--- Start ---

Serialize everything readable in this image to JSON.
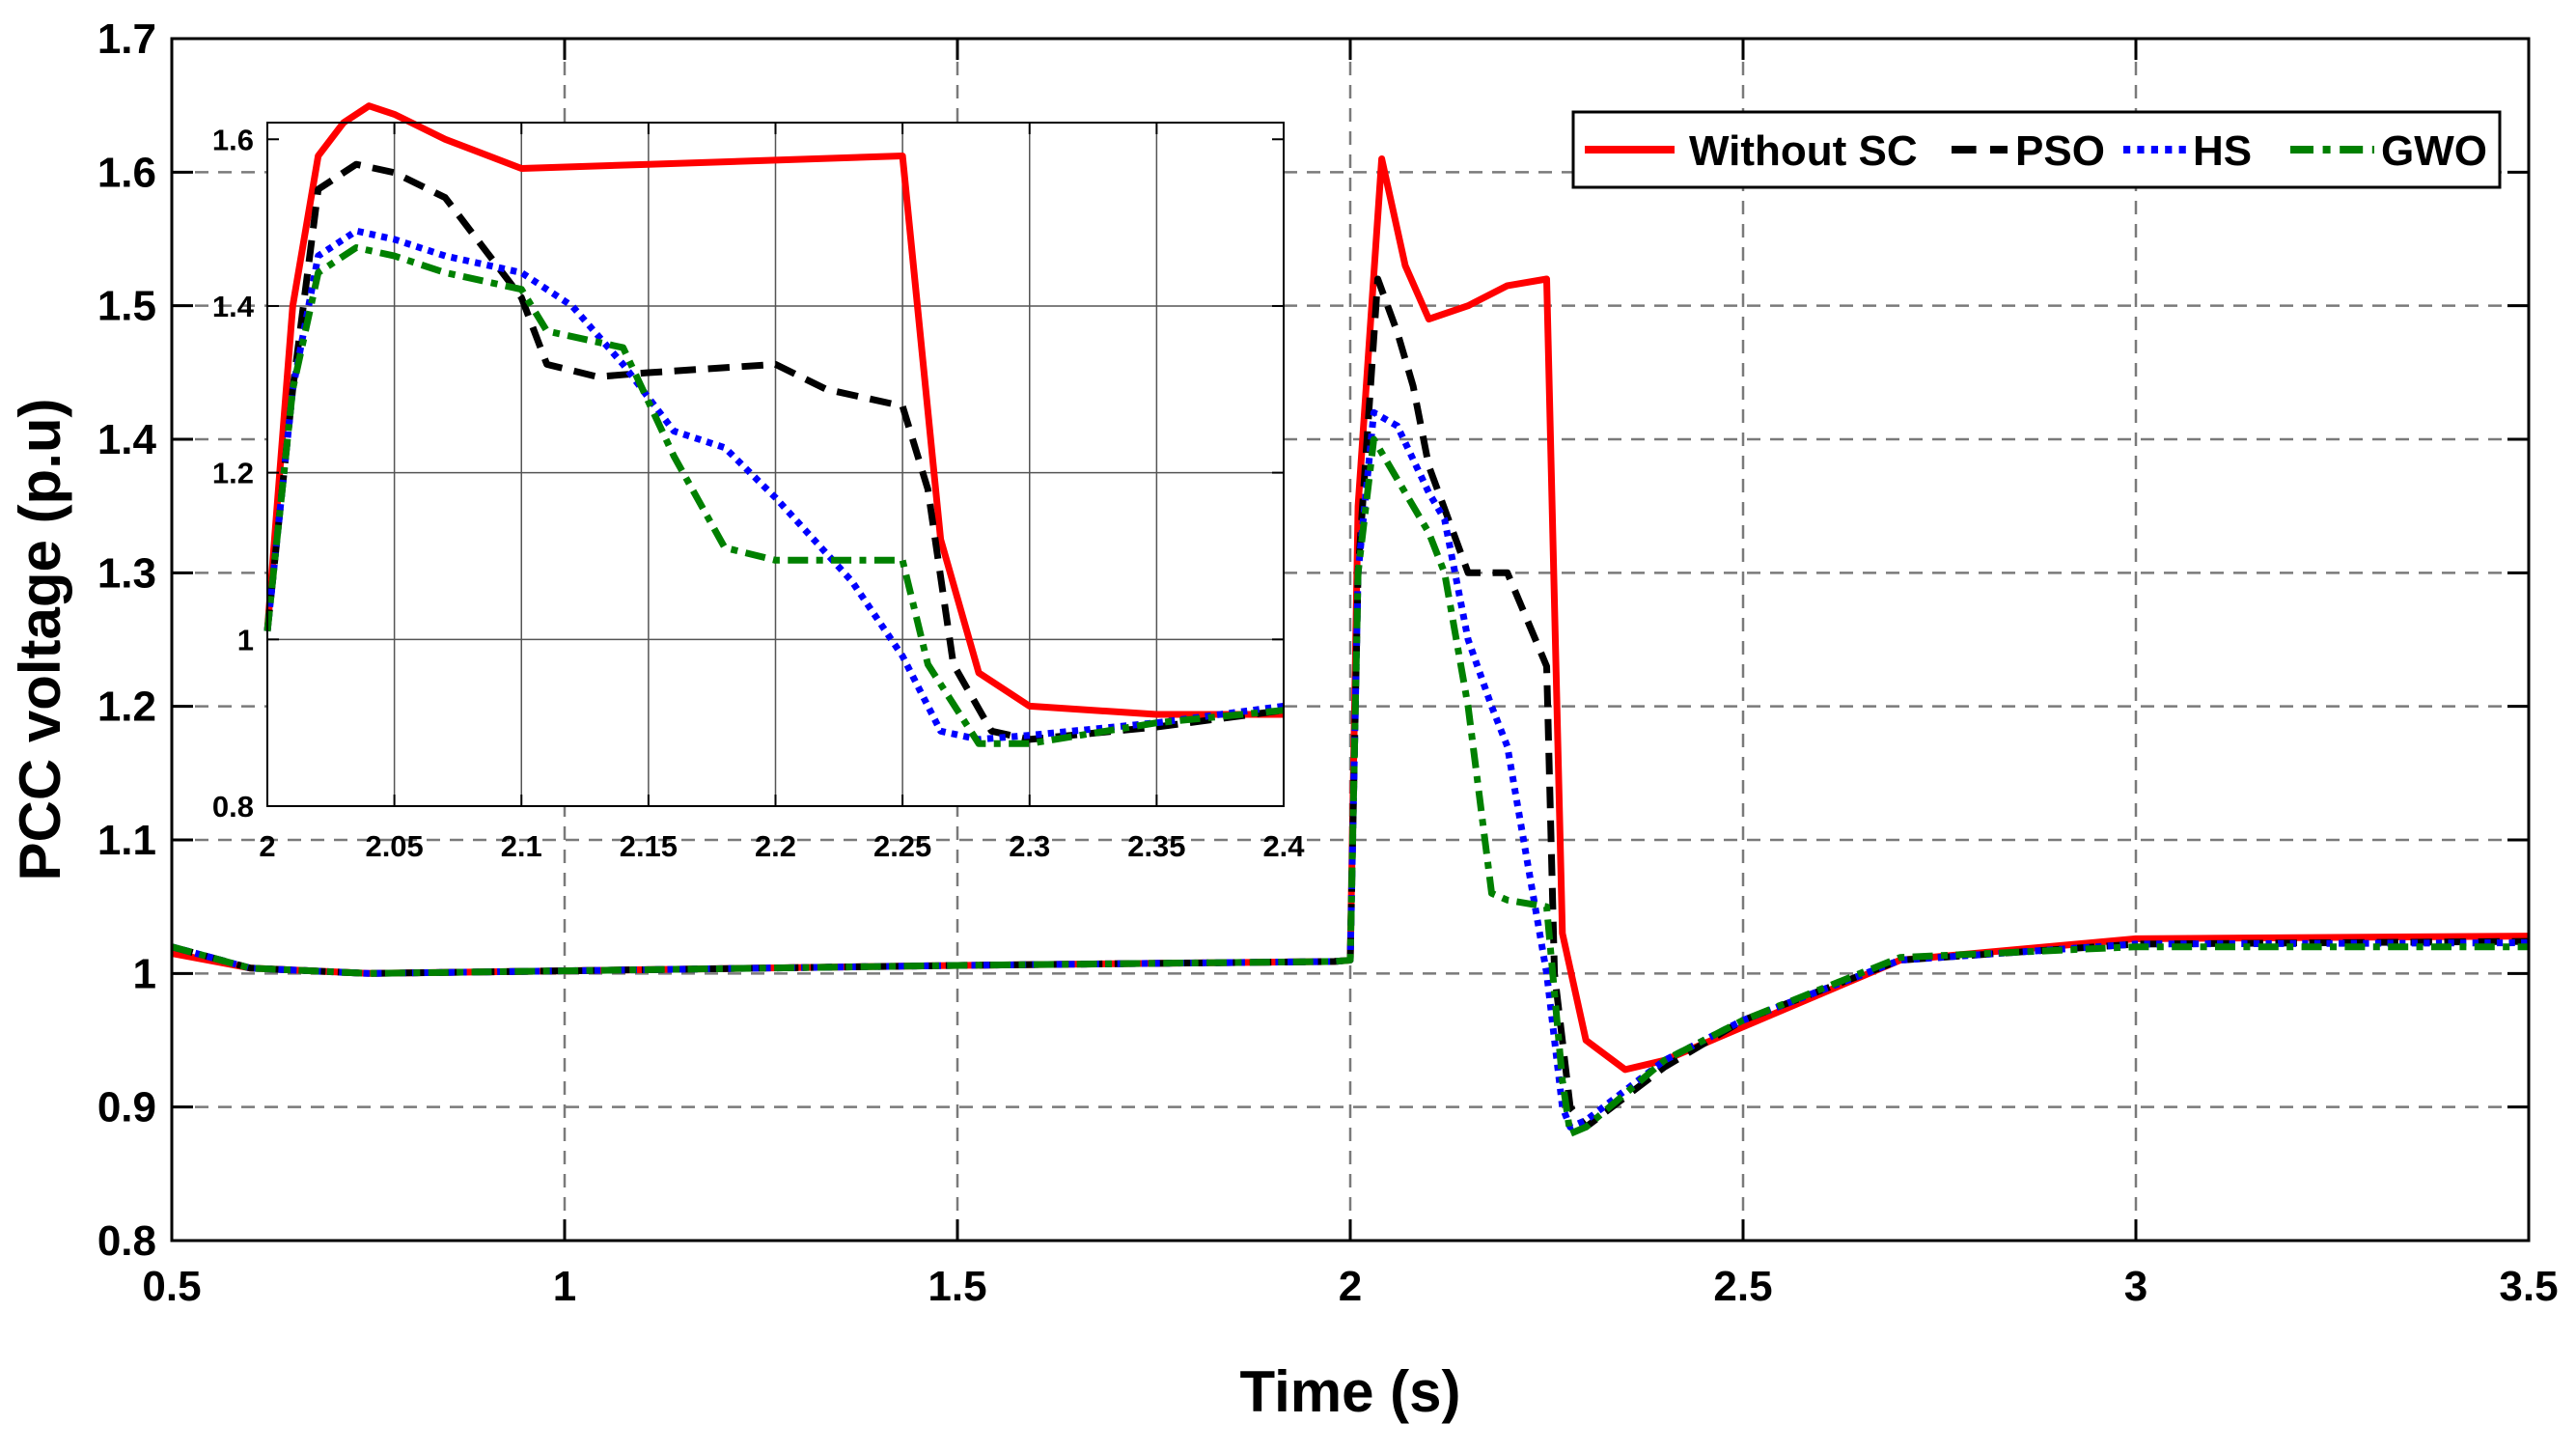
{
  "chart_data": [
    {
      "type": "line",
      "xlabel": "Time (s)",
      "ylabel": "PCC voltage (p.u)",
      "xlim": [
        0.5,
        3.5
      ],
      "ylim": [
        0.8,
        1.7
      ],
      "xticks": [
        0.5,
        1,
        1.5,
        2,
        2.5,
        3,
        3.5
      ],
      "xtick_labels": [
        "0.5",
        "1",
        "1.5",
        "2",
        "2.5",
        "3",
        "3.5"
      ],
      "yticks": [
        0.8,
        0.9,
        1.0,
        1.1,
        1.2,
        1.3,
        1.4,
        1.5,
        1.6,
        1.7
      ],
      "ytick_labels": [
        "0.8",
        "0.9",
        "1",
        "1.1",
        "1.2",
        "1.3",
        "1.4",
        "1.5",
        "1.6",
        "1.7"
      ],
      "grid": true,
      "legend_position": "top-right",
      "series": [
        {
          "name": "Without SC",
          "color": "#ff0000",
          "dash": "solid",
          "x": [
            0.5,
            0.6,
            0.75,
            1.0,
            1.5,
            1.98,
            2.0,
            2.01,
            2.04,
            2.07,
            2.1,
            2.15,
            2.2,
            2.25,
            2.27,
            2.3,
            2.35,
            2.4,
            2.5,
            2.7,
            3.0,
            3.5
          ],
          "y": [
            1.015,
            1.004,
            1.0,
            1.002,
            1.006,
            1.009,
            1.01,
            1.35,
            1.61,
            1.53,
            1.49,
            1.5,
            1.515,
            1.52,
            1.03,
            0.95,
            0.928,
            0.935,
            0.96,
            1.01,
            1.026,
            1.028
          ]
        },
        {
          "name": "PSO",
          "color": "#000000",
          "dash": "dashed",
          "x": [
            0.5,
            0.6,
            0.75,
            1.0,
            1.5,
            1.98,
            2.0,
            2.01,
            2.035,
            2.06,
            2.08,
            2.1,
            2.15,
            2.2,
            2.25,
            2.26,
            2.28,
            2.3,
            2.4,
            2.5,
            2.7,
            3.0,
            3.5
          ],
          "y": [
            1.02,
            1.004,
            1.0,
            1.002,
            1.006,
            1.009,
            1.01,
            1.3,
            1.52,
            1.48,
            1.44,
            1.38,
            1.3,
            1.3,
            1.23,
            1.0,
            0.9,
            0.885,
            0.93,
            0.965,
            1.01,
            1.022,
            1.024
          ]
        },
        {
          "name": "HS",
          "color": "#0000ff",
          "dash": "dotted",
          "x": [
            0.5,
            0.6,
            0.75,
            1.0,
            1.5,
            1.98,
            2.0,
            2.01,
            2.03,
            2.06,
            2.1,
            2.12,
            2.15,
            2.18,
            2.2,
            2.25,
            2.27,
            2.28,
            2.3,
            2.4,
            2.5,
            2.7,
            3.0,
            3.5
          ],
          "y": [
            1.02,
            1.004,
            1.0,
            1.002,
            1.006,
            1.009,
            1.01,
            1.3,
            1.42,
            1.41,
            1.36,
            1.34,
            1.25,
            1.2,
            1.17,
            1.0,
            0.9,
            0.885,
            0.89,
            0.935,
            0.965,
            1.01,
            1.022,
            1.023
          ]
        },
        {
          "name": "GWO",
          "color": "#008000",
          "dash": "dashdot",
          "x": [
            0.5,
            0.6,
            0.75,
            1.0,
            1.5,
            1.98,
            2.0,
            2.01,
            2.03,
            2.06,
            2.1,
            2.12,
            2.15,
            2.18,
            2.2,
            2.25,
            2.27,
            2.28,
            2.3,
            2.4,
            2.5,
            2.7,
            3.0,
            3.5
          ],
          "y": [
            1.02,
            1.004,
            1.0,
            1.002,
            1.006,
            1.009,
            1.01,
            1.3,
            1.4,
            1.37,
            1.33,
            1.3,
            1.2,
            1.06,
            1.055,
            1.05,
            0.92,
            0.88,
            0.885,
            0.935,
            0.965,
            1.012,
            1.02,
            1.02
          ]
        }
      ]
    },
    {
      "type": "line",
      "role": "inset",
      "xlabel": "",
      "ylabel": "",
      "xlim": [
        2.0,
        2.4
      ],
      "ylim": [
        0.8,
        1.62
      ],
      "xticks": [
        2.0,
        2.05,
        2.1,
        2.15,
        2.2,
        2.25,
        2.3,
        2.35,
        2.4
      ],
      "xtick_labels": [
        "2",
        "2.05",
        "2.1",
        "2.15",
        "2.2",
        "2.25",
        "2.3",
        "2.35",
        "2.4"
      ],
      "yticks": [
        0.8,
        1.0,
        1.2,
        1.4,
        1.6
      ],
      "ytick_labels": [
        "0.8",
        "1",
        "1.2",
        "1.4",
        "1.6"
      ],
      "grid": true,
      "series": [
        {
          "name": "Without SC",
          "color": "#ff0000",
          "dash": "solid",
          "x": [
            2.0,
            2.01,
            2.02,
            2.03,
            2.04,
            2.05,
            2.07,
            2.1,
            2.15,
            2.2,
            2.25,
            2.265,
            2.28,
            2.3,
            2.35,
            2.4
          ],
          "y": [
            1.01,
            1.4,
            1.58,
            1.62,
            1.64,
            1.63,
            1.6,
            1.565,
            1.57,
            1.575,
            1.58,
            1.12,
            0.96,
            0.92,
            0.91,
            0.91
          ]
        },
        {
          "name": "PSO",
          "color": "#000000",
          "dash": "dashed",
          "x": [
            2.0,
            2.01,
            2.02,
            2.035,
            2.05,
            2.07,
            2.1,
            2.11,
            2.13,
            2.15,
            2.2,
            2.22,
            2.25,
            2.26,
            2.27,
            2.285,
            2.3,
            2.35,
            2.4
          ],
          "y": [
            1.01,
            1.3,
            1.54,
            1.57,
            1.56,
            1.53,
            1.41,
            1.33,
            1.315,
            1.32,
            1.33,
            1.3,
            1.28,
            1.18,
            0.97,
            0.89,
            0.88,
            0.895,
            0.915
          ]
        },
        {
          "name": "HS",
          "color": "#0000ff",
          "dash": "dotted",
          "x": [
            2.0,
            2.01,
            2.02,
            2.035,
            2.05,
            2.07,
            2.1,
            2.12,
            2.14,
            2.16,
            2.18,
            2.2,
            2.23,
            2.25,
            2.265,
            2.28,
            2.3,
            2.35,
            2.4
          ],
          "y": [
            1.01,
            1.3,
            1.46,
            1.49,
            1.48,
            1.46,
            1.44,
            1.4,
            1.33,
            1.25,
            1.23,
            1.17,
            1.07,
            0.98,
            0.89,
            0.88,
            0.885,
            0.9,
            0.92
          ]
        },
        {
          "name": "GWO",
          "color": "#008000",
          "dash": "dashdot",
          "x": [
            2.0,
            2.01,
            2.02,
            2.035,
            2.05,
            2.07,
            2.1,
            2.11,
            2.14,
            2.16,
            2.18,
            2.2,
            2.25,
            2.26,
            2.28,
            2.3,
            2.35,
            2.4
          ],
          "y": [
            1.01,
            1.3,
            1.44,
            1.47,
            1.46,
            1.44,
            1.42,
            1.37,
            1.35,
            1.22,
            1.11,
            1.095,
            1.095,
            0.97,
            0.875,
            0.875,
            0.9,
            0.915
          ]
        }
      ]
    }
  ]
}
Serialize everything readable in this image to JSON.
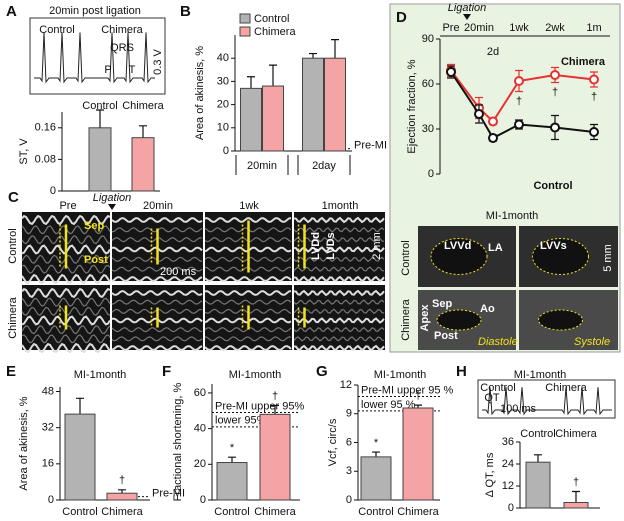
{
  "chart_data": [
    {
      "panel": "A",
      "type": "bar",
      "title": "20min post ligation",
      "ecg_labels": {
        "control": "Control",
        "chimera": "Chimera",
        "qrs": "QRS",
        "p": "P",
        "t": "T",
        "scale": "0.3 V"
      },
      "ylabel": "ST, V",
      "categories": [
        "Control",
        "Chimera"
      ],
      "values": [
        0.16,
        0.135
      ],
      "errors": [
        0.045,
        0.03
      ],
      "colors": [
        "#b3b3b3",
        "#f4a4a4"
      ],
      "ylim": [
        0,
        0.2
      ],
      "yticks": [
        0,
        0.08,
        0.16
      ]
    },
    {
      "panel": "B",
      "type": "grouped_bar",
      "ylabel": "Area of akinesis, %",
      "categories": [
        "20min",
        "2day"
      ],
      "series": [
        {
          "name": "Control",
          "color": "#b3b3b3",
          "values": [
            27,
            40
          ],
          "errors": [
            5,
            2
          ]
        },
        {
          "name": "Chimera",
          "color": "#f4a4a4",
          "values": [
            28,
            40
          ],
          "errors": [
            9,
            8
          ]
        }
      ],
      "ylim": [
        0,
        50
      ],
      "yticks": [
        0,
        10,
        20,
        30,
        40
      ],
      "reference_lines": [
        {
          "label": "Pre-MI",
          "value": 1
        }
      ]
    },
    {
      "panel": "D",
      "type": "line",
      "ylabel": "Ejection fraction, %",
      "annotation": "Ligation",
      "categories": [
        "Pre",
        "20min",
        "2d",
        "1wk",
        "2wk",
        "1m"
      ],
      "series": [
        {
          "name": "Chimera",
          "color": "#e8312f",
          "values": [
            69,
            44,
            35,
            62,
            66,
            63
          ],
          "errors": [
            4,
            7,
            2,
            7,
            5,
            5
          ],
          "markers": [
            null,
            null,
            null,
            "†",
            "†",
            "†"
          ]
        },
        {
          "name": "Control",
          "color": "#111111",
          "values": [
            68,
            40,
            24,
            33,
            31,
            28
          ],
          "errors": [
            4,
            6,
            2,
            3,
            8,
            5
          ]
        }
      ],
      "ylim": [
        0,
        90
      ],
      "yticks": [
        0,
        30,
        60,
        90
      ]
    },
    {
      "panel": "E",
      "type": "bar",
      "title": "MI-1month",
      "ylabel": "Area of akinesis, %",
      "categories": [
        "Control",
        "Chimera"
      ],
      "values": [
        38,
        3
      ],
      "errors": [
        7,
        1.5
      ],
      "markers": [
        null,
        "†"
      ],
      "colors": [
        "#b3b3b3",
        "#f4a4a4"
      ],
      "ylim": [
        0,
        50
      ],
      "yticks": [
        0,
        16,
        32,
        48
      ],
      "reference_lines": [
        {
          "label": "Pre-MI",
          "value": 1.5
        }
      ]
    },
    {
      "panel": "F",
      "type": "bar",
      "title": "MI-1month",
      "ylabel": "Fractional shortening, %",
      "categories": [
        "Control",
        "Chimera"
      ],
      "values": [
        21,
        48
      ],
      "errors": [
        3,
        5
      ],
      "markers": [
        "*",
        "†"
      ],
      "colors": [
        "#b3b3b3",
        "#f4a4a4"
      ],
      "ylim": [
        0,
        65
      ],
      "yticks": [
        0,
        20,
        40,
        60
      ],
      "reference_lines": [
        {
          "label": "Pre-MI upper 95%",
          "value": 49
        },
        {
          "label": "lower 95%",
          "value": 41
        }
      ]
    },
    {
      "panel": "G",
      "type": "bar",
      "title": "MI-1month",
      "ylabel": "Vcf, circ/s",
      "categories": [
        "Control",
        "Chimera"
      ],
      "values": [
        4.5,
        9.6
      ],
      "errors": [
        0.5,
        0.3
      ],
      "markers": [
        "*",
        "†"
      ],
      "colors": [
        "#b3b3b3",
        "#f4a4a4"
      ],
      "ylim": [
        0,
        12
      ],
      "yticks": [
        0,
        3,
        6,
        9,
        12
      ],
      "reference_lines": [
        {
          "label": "Pre-MI upper 95 %",
          "value": 10.8
        },
        {
          "label": "lower 95 %",
          "value": 9.3
        }
      ]
    },
    {
      "panel": "H",
      "type": "bar",
      "title": "MI-1month",
      "ecg_labels": {
        "control": "Control",
        "chimera": "Chimera",
        "qt": "QT",
        "scale": "100 ms"
      },
      "ylabel": "Δ QT, ms",
      "categories": [
        "Control",
        "Chimera"
      ],
      "values": [
        25,
        3
      ],
      "errors": [
        4,
        6
      ],
      "markers": [
        null,
        "†"
      ],
      "colors": [
        "#b3b3b3",
        "#f4a4a4"
      ],
      "ylim": [
        0,
        36
      ],
      "yticks": [
        0,
        12,
        24,
        36
      ]
    }
  ],
  "panel_C": {
    "label": "C",
    "columns": [
      "Pre",
      "20min",
      "1wk",
      "1month"
    ],
    "ligation": "Ligation",
    "rows": [
      "Control",
      "Chimera"
    ],
    "sep": "Sep",
    "post": "Post",
    "time_scale": "200 ms",
    "lvdd": "LVDd",
    "lvds": "LVDs",
    "length_scale": "2 mm"
  },
  "panel_D_images": {
    "title": "MI-1month",
    "rows": [
      "Control",
      "Chimera"
    ],
    "lvvd": "LVVd",
    "la": "LA",
    "lvvs": "LVVs",
    "length_scale": "5 mm",
    "sep": "Sep",
    "ao": "Ao",
    "apex": "Apex",
    "post": "Post",
    "diastole": "Diastole",
    "systole": "Systole"
  }
}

--- End ---

Short exercise: Gather each line of the listing containing the word "upper" and show it.

In response:
          "label": "Pre-MI upper 95%",
          "label": "Pre-MI upper 95 %",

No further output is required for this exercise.